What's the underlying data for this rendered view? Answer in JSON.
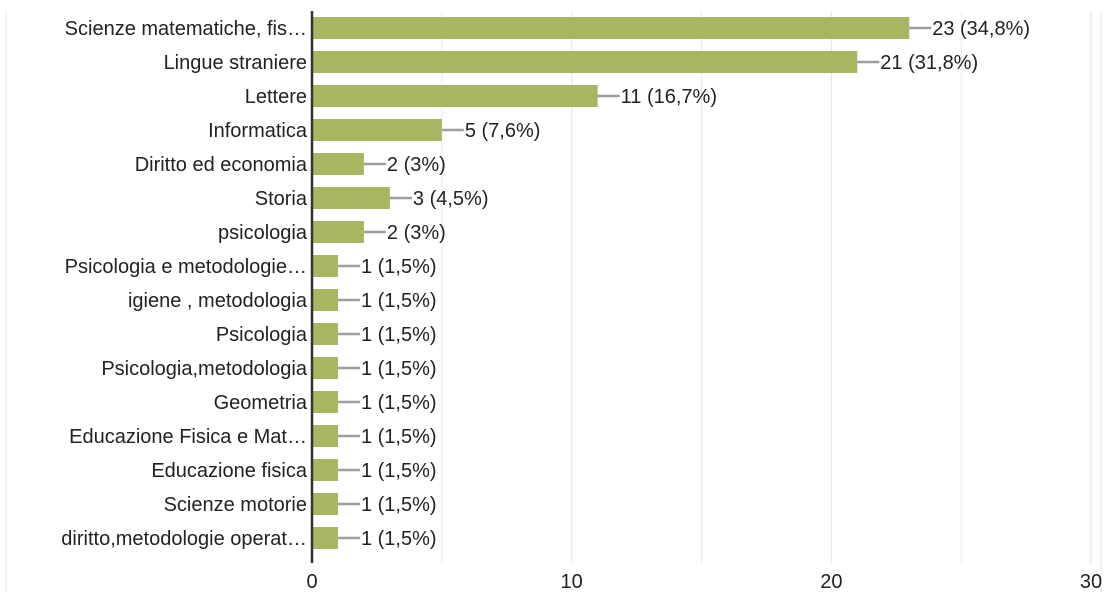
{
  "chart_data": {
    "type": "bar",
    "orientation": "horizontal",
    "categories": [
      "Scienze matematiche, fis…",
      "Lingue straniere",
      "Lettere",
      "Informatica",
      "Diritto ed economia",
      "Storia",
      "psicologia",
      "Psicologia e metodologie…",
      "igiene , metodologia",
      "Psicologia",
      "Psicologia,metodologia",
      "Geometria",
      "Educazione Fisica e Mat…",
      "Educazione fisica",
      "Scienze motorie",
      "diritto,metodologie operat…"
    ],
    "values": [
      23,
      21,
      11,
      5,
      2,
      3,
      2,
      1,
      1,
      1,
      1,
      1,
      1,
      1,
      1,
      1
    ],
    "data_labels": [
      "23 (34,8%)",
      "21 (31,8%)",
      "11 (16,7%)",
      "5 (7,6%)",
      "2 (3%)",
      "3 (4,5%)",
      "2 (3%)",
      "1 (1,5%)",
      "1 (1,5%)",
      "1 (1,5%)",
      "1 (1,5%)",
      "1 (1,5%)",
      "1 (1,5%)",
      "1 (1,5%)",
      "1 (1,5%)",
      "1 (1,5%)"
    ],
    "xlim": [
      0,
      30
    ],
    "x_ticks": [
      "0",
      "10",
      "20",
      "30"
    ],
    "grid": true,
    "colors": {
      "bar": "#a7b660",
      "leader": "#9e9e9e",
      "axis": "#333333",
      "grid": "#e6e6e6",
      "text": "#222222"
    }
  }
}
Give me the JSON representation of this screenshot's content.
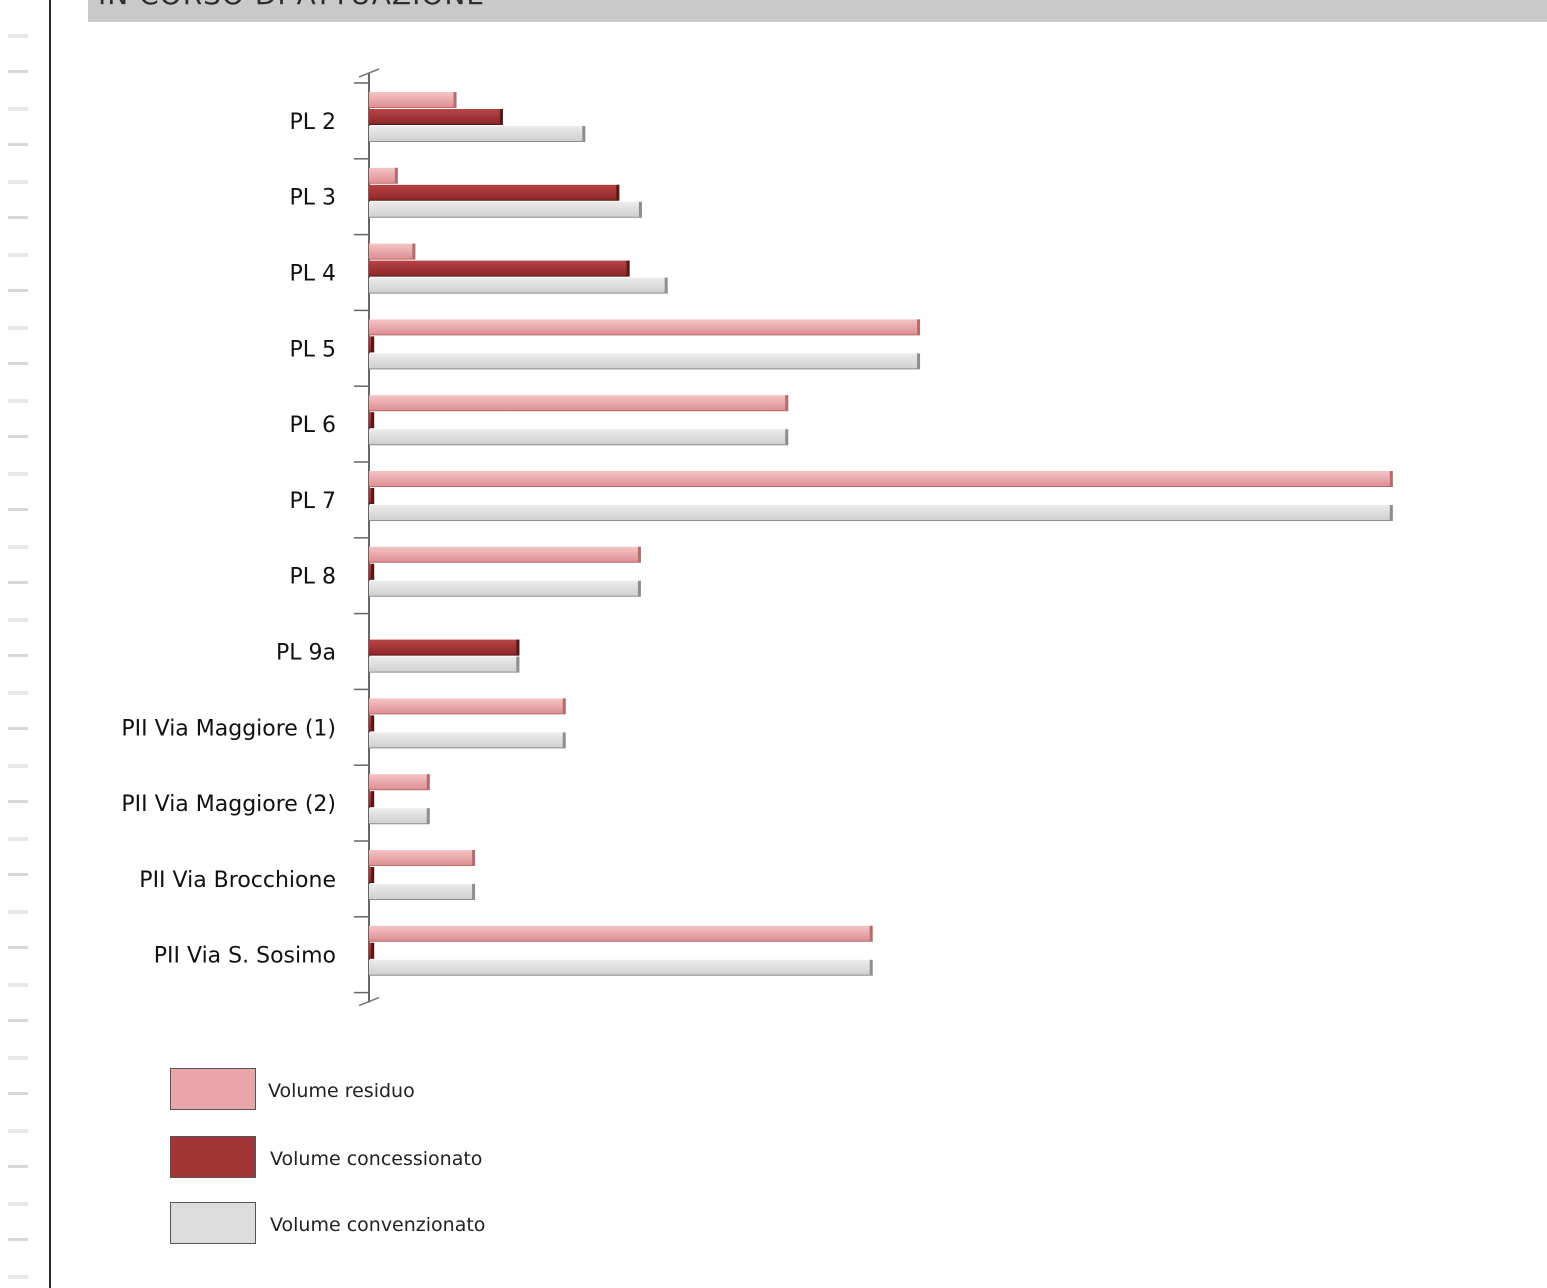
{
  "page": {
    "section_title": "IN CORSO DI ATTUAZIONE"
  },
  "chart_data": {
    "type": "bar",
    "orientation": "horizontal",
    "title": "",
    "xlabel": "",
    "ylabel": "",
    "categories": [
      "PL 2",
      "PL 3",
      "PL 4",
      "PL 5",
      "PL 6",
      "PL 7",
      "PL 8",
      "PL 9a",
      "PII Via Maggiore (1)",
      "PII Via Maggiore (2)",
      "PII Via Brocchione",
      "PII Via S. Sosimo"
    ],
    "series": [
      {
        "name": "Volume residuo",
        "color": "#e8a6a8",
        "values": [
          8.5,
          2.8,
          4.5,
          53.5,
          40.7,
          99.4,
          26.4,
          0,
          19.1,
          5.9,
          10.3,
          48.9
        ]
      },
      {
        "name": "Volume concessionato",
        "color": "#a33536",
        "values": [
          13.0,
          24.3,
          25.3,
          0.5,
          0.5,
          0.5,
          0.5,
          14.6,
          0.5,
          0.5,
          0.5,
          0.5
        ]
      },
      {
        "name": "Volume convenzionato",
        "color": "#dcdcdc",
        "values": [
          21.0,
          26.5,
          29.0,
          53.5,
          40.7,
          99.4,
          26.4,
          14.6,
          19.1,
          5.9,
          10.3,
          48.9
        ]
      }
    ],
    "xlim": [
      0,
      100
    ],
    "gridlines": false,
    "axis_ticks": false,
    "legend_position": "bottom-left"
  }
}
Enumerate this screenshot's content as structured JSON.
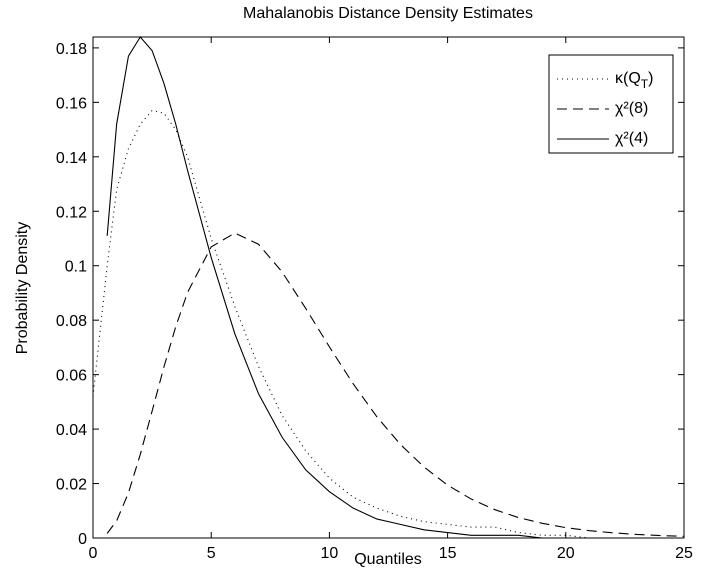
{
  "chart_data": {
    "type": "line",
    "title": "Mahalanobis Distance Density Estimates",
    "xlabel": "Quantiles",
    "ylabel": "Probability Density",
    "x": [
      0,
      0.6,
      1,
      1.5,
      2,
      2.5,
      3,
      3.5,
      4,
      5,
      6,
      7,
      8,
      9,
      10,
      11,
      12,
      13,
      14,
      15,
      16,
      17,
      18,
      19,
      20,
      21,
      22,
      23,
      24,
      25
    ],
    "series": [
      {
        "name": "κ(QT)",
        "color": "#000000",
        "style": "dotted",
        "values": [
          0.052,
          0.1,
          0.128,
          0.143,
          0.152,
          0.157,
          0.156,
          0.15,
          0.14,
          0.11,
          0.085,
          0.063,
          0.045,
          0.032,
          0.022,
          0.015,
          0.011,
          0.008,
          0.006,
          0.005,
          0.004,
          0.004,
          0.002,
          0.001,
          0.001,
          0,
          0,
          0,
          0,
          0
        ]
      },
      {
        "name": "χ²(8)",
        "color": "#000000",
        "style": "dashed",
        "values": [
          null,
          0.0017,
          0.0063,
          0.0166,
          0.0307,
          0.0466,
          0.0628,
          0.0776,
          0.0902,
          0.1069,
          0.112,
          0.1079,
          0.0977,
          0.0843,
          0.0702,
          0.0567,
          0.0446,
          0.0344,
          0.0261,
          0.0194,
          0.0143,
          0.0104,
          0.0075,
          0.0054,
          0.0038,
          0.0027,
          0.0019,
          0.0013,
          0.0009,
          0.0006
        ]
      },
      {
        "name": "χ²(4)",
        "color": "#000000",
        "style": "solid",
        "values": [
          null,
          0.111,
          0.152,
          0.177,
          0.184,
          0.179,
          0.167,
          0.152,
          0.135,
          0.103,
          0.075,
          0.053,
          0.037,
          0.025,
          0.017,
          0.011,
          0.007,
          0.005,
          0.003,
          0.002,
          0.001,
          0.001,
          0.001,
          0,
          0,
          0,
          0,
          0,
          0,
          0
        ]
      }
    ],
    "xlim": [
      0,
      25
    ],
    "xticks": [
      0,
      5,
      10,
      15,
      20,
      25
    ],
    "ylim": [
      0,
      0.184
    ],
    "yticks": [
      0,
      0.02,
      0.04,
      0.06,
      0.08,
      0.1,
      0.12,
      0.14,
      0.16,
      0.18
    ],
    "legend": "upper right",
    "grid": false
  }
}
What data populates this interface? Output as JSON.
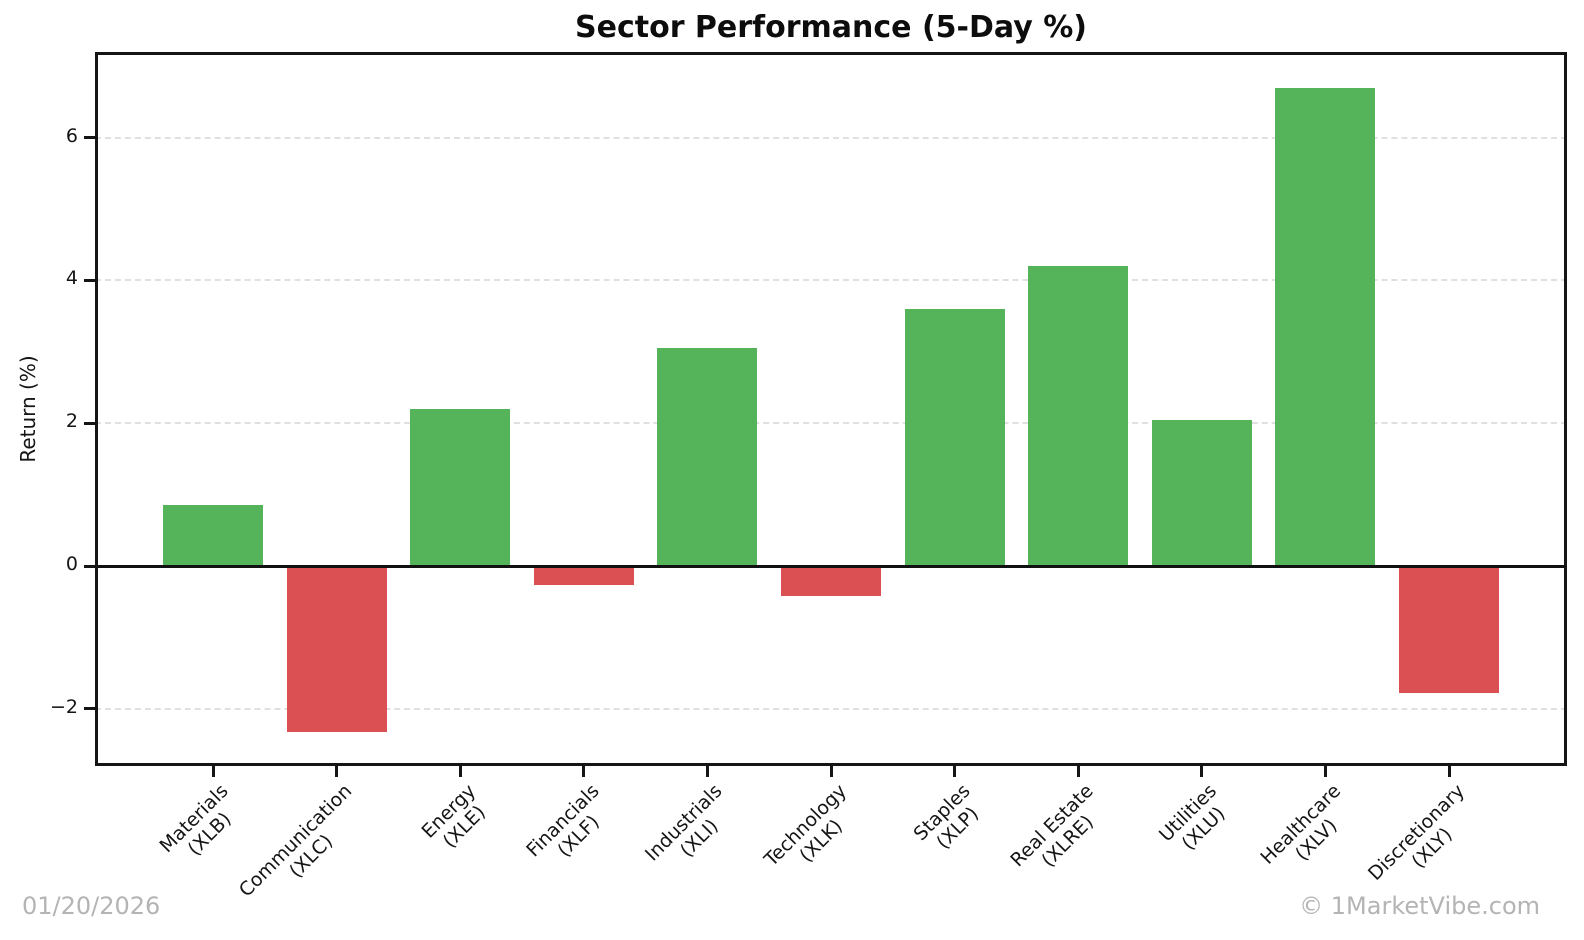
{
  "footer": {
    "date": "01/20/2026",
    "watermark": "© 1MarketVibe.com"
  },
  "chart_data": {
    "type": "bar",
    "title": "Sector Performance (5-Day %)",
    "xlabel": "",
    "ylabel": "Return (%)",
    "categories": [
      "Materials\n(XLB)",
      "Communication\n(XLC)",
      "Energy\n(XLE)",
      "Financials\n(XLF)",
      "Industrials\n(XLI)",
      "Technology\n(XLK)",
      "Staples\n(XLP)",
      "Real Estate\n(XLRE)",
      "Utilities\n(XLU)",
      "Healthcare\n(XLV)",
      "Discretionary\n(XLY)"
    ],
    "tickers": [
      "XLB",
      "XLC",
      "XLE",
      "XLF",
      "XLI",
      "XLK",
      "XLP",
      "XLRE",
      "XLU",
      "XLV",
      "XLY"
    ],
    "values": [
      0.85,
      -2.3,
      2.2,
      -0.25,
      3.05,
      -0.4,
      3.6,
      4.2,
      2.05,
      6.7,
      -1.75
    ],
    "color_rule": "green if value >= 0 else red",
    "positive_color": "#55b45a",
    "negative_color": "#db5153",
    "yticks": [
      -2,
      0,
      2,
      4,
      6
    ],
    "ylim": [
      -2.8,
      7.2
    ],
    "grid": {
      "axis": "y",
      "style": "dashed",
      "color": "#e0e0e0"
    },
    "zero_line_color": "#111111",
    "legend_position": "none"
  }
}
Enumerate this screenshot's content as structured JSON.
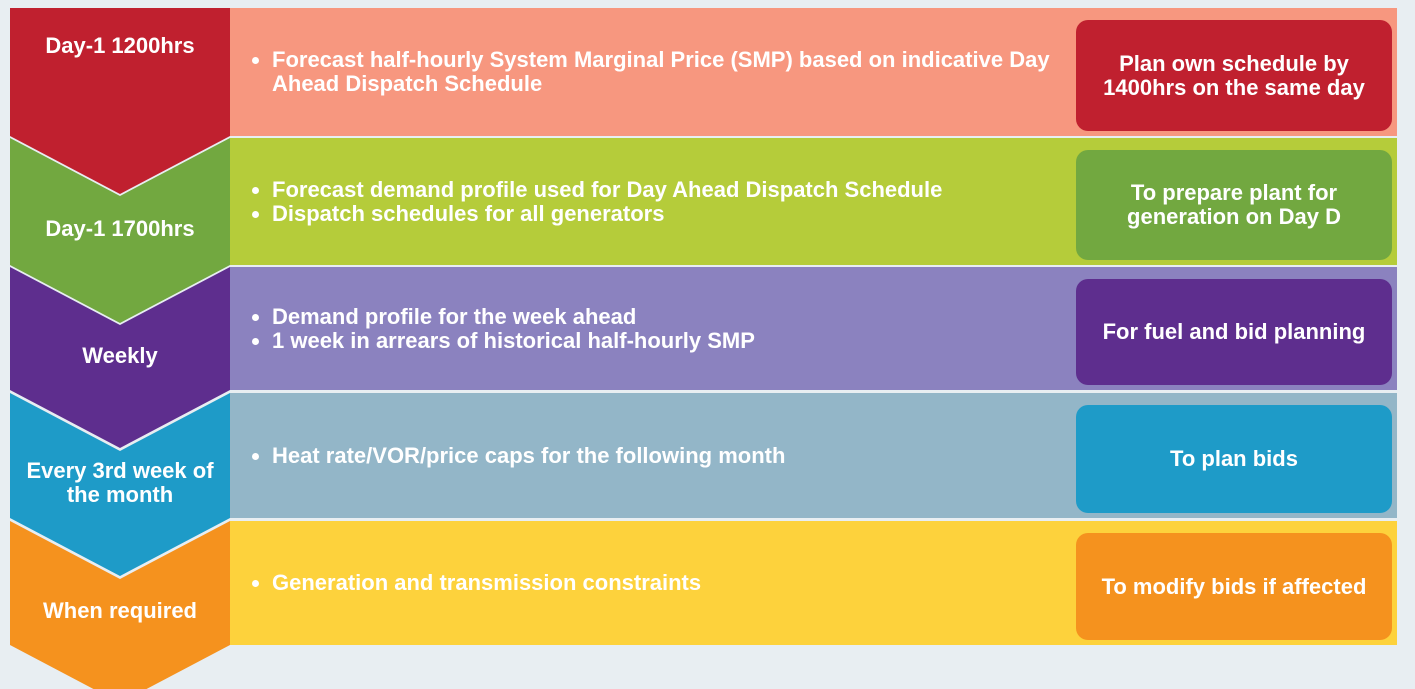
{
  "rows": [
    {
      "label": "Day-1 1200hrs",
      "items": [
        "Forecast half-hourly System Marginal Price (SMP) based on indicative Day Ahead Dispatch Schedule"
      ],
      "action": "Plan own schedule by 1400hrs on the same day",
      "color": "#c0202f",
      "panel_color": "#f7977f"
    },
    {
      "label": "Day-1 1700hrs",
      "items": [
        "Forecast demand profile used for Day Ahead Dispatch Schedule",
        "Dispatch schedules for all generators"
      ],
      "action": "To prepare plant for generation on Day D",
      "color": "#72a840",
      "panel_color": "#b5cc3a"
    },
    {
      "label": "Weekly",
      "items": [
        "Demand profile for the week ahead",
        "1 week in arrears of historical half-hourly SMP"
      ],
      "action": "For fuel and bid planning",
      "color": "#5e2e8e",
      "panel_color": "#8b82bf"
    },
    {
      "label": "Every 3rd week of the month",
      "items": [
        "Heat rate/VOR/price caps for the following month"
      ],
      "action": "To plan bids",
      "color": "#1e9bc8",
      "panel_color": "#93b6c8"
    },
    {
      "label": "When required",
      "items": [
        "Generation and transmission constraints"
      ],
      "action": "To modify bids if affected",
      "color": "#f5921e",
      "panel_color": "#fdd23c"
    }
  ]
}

######

Tally up the lines holding the string "name" in this listing, and report the total alone.

◆ The answer ◆
6